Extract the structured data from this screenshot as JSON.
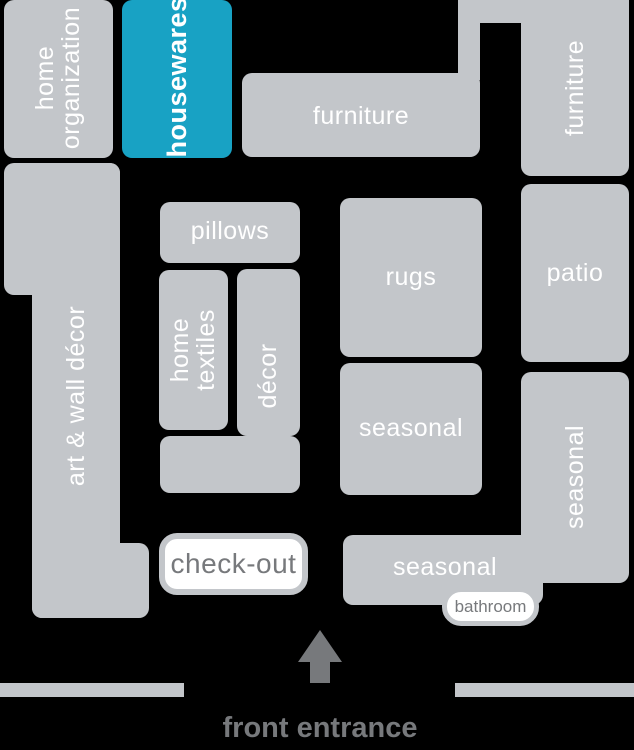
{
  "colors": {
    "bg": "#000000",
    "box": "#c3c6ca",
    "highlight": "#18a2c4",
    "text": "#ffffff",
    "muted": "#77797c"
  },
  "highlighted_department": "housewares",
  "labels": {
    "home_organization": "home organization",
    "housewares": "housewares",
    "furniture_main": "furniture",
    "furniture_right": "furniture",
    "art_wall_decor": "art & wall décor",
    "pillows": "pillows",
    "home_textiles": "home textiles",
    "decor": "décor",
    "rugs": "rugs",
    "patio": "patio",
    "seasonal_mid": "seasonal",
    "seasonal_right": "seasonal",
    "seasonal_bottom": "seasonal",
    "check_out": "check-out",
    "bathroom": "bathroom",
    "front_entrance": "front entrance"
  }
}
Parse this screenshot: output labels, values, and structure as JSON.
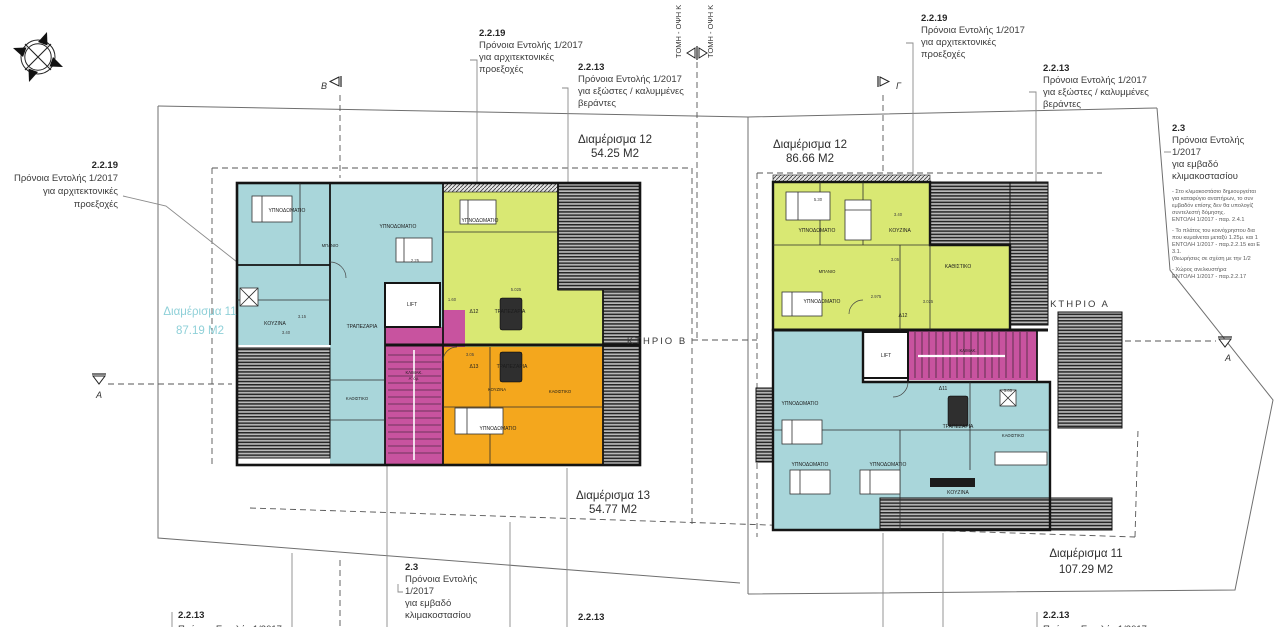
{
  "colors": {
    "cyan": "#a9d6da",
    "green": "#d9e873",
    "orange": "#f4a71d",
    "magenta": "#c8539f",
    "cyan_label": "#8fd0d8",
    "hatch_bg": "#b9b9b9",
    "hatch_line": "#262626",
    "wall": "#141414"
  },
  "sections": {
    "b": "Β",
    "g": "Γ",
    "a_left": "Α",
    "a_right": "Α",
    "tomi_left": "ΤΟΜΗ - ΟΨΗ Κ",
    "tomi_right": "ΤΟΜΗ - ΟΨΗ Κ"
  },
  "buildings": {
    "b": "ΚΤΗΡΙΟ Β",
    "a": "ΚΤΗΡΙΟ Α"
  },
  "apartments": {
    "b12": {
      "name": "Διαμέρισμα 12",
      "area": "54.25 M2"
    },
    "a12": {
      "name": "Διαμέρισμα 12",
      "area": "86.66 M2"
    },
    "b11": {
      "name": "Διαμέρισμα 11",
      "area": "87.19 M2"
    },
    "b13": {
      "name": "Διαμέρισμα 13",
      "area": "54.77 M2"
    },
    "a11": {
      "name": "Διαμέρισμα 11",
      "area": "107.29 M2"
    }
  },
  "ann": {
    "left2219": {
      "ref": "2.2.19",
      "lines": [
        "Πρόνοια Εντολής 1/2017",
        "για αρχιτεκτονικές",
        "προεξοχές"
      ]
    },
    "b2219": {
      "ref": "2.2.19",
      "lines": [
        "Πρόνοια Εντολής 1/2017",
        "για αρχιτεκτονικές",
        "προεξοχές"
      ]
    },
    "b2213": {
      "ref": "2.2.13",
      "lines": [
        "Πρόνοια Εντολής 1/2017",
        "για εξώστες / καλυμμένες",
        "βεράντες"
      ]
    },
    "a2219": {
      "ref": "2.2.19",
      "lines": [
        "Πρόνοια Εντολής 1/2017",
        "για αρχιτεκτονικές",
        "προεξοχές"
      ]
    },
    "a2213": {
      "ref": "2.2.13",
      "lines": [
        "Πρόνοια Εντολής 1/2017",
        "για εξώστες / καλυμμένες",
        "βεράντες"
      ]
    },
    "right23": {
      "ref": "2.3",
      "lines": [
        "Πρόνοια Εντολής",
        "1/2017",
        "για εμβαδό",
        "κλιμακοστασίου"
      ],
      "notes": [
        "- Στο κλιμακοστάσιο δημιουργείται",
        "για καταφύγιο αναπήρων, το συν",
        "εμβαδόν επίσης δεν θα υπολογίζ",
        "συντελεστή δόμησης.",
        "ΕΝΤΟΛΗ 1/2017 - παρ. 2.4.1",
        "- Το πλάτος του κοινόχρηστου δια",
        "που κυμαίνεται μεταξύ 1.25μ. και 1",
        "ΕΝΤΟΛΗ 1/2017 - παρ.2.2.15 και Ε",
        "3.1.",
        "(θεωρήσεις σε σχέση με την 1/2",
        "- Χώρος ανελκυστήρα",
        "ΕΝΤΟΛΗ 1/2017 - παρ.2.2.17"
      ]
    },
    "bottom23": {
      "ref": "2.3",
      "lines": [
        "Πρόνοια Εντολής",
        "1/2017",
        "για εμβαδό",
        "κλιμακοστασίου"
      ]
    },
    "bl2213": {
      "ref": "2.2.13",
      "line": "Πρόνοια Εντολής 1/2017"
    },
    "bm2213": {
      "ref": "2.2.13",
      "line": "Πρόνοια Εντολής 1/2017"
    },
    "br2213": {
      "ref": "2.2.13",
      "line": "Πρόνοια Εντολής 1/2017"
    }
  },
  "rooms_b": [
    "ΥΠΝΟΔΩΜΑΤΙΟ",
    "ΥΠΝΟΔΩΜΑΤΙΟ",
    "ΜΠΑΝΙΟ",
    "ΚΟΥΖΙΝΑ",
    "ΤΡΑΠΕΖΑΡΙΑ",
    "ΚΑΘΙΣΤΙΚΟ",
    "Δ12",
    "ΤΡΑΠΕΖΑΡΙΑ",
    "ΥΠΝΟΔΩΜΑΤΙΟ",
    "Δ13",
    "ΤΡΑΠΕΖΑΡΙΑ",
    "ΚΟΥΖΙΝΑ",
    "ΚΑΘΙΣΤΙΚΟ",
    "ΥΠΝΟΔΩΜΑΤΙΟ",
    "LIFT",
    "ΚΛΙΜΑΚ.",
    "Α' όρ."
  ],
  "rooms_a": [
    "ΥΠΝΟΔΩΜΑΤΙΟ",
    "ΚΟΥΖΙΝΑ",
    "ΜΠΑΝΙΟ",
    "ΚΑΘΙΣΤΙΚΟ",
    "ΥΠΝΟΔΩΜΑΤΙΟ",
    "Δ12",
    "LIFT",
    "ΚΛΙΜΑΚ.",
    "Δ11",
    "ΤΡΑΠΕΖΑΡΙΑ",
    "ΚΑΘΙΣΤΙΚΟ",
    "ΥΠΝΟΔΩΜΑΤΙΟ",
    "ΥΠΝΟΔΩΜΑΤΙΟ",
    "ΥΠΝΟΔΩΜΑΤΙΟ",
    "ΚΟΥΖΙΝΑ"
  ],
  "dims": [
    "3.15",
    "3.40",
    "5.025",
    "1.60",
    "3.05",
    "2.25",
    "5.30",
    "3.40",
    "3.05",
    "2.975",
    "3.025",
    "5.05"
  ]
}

...

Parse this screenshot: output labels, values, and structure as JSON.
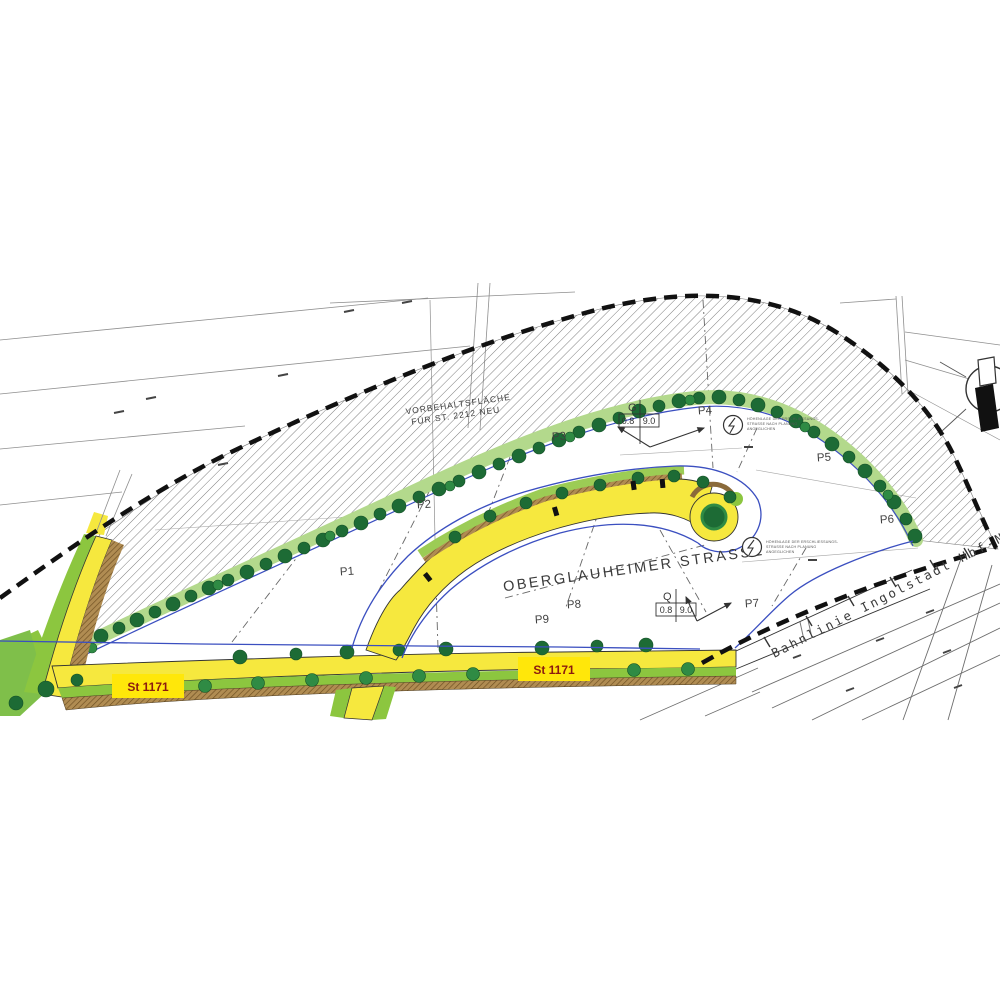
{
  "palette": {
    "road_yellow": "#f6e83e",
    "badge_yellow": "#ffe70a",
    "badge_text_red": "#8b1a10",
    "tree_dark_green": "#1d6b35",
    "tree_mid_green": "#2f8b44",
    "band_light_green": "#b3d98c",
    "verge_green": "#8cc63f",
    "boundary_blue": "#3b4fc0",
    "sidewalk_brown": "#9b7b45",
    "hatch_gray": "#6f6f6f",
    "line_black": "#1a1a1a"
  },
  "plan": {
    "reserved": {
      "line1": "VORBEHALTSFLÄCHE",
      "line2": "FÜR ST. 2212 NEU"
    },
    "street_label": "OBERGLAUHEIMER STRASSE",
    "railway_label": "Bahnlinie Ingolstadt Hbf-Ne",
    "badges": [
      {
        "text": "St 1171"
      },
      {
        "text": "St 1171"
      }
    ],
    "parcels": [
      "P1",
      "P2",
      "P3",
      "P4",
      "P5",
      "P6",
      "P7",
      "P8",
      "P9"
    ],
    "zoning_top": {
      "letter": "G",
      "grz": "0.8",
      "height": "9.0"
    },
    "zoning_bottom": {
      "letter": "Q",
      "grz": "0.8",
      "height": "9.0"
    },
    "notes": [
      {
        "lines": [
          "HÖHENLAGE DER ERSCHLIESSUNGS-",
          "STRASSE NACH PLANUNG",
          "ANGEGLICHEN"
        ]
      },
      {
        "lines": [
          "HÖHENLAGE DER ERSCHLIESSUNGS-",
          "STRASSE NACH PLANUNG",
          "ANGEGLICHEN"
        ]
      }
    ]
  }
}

---

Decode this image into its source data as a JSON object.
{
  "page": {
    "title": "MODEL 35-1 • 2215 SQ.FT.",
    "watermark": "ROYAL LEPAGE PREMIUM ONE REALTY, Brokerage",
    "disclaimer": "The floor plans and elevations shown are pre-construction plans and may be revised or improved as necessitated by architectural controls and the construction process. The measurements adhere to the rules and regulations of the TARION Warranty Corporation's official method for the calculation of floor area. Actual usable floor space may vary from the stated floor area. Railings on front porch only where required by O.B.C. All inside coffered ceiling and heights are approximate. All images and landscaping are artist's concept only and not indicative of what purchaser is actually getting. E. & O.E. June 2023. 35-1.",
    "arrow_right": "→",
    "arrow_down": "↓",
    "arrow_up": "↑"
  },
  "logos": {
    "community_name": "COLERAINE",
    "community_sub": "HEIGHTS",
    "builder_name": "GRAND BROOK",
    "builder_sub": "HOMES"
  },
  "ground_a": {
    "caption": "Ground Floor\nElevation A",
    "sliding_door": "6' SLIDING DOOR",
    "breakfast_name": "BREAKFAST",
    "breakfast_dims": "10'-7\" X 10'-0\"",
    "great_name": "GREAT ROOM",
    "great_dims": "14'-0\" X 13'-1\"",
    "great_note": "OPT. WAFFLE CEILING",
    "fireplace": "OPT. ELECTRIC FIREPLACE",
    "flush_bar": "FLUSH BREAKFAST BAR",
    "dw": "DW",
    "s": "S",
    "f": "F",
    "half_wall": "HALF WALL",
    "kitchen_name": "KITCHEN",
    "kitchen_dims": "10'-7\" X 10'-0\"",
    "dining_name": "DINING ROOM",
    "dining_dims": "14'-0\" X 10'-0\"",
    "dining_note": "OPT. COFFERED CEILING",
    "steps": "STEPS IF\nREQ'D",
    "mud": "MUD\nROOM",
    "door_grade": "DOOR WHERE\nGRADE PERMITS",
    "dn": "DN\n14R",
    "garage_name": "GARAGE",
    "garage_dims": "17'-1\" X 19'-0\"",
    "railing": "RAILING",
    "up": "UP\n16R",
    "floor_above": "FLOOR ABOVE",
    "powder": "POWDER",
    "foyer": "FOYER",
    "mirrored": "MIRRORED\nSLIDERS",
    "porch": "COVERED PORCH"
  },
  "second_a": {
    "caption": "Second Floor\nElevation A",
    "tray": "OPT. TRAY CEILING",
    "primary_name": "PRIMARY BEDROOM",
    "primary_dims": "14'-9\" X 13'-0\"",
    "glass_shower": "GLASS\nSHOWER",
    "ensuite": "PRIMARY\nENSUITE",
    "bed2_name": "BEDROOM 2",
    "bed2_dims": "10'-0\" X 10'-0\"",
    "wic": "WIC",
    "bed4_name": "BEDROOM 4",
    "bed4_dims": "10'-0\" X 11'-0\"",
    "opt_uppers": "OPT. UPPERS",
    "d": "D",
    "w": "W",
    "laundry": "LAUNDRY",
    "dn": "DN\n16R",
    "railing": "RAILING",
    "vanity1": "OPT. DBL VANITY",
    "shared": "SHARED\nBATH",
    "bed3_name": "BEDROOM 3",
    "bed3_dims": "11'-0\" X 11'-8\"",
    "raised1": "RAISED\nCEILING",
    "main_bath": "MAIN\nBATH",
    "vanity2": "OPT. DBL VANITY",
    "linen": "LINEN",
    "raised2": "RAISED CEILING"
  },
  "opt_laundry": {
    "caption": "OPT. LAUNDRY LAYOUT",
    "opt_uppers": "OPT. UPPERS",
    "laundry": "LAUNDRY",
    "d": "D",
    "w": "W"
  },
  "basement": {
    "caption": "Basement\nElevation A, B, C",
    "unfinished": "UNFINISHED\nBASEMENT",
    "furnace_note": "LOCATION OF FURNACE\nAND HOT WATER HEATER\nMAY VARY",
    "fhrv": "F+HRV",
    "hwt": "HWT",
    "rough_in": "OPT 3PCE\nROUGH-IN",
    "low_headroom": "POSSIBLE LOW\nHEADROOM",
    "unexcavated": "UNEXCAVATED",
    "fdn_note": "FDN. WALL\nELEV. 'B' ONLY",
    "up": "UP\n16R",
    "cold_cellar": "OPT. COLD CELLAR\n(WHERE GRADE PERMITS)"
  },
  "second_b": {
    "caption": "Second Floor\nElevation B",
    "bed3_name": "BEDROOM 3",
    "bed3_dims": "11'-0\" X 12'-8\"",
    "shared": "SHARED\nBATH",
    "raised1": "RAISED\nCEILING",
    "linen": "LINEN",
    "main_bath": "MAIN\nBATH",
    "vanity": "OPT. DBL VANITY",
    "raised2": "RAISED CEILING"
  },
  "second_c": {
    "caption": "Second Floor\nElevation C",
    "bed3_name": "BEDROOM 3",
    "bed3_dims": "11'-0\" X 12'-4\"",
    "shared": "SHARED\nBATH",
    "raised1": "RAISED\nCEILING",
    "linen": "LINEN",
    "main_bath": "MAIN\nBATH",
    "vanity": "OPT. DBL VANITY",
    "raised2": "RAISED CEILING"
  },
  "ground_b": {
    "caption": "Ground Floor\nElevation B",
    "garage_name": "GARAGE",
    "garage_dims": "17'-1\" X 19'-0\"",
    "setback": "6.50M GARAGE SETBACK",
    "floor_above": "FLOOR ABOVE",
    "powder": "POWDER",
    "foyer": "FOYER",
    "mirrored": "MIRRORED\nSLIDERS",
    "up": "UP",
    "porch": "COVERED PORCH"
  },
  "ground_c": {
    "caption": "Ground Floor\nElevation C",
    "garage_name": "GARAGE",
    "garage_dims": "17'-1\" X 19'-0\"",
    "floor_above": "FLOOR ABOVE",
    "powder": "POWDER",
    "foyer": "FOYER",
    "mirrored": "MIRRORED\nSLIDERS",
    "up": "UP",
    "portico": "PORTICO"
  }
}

Task prompt> Look above for lines with the word "ΕΝΤΟΛΗ" and copy them all.

The response>
        "ΕΝΤΟΛΗ 1/2017 - παρ. 2.4.1",
        "ΕΝΤΟΛΗ 1/2017 - παρ.2.2.15 και Ε",
        "ΕΝΤΟΛΗ 1/2017 - παρ.2.2.17"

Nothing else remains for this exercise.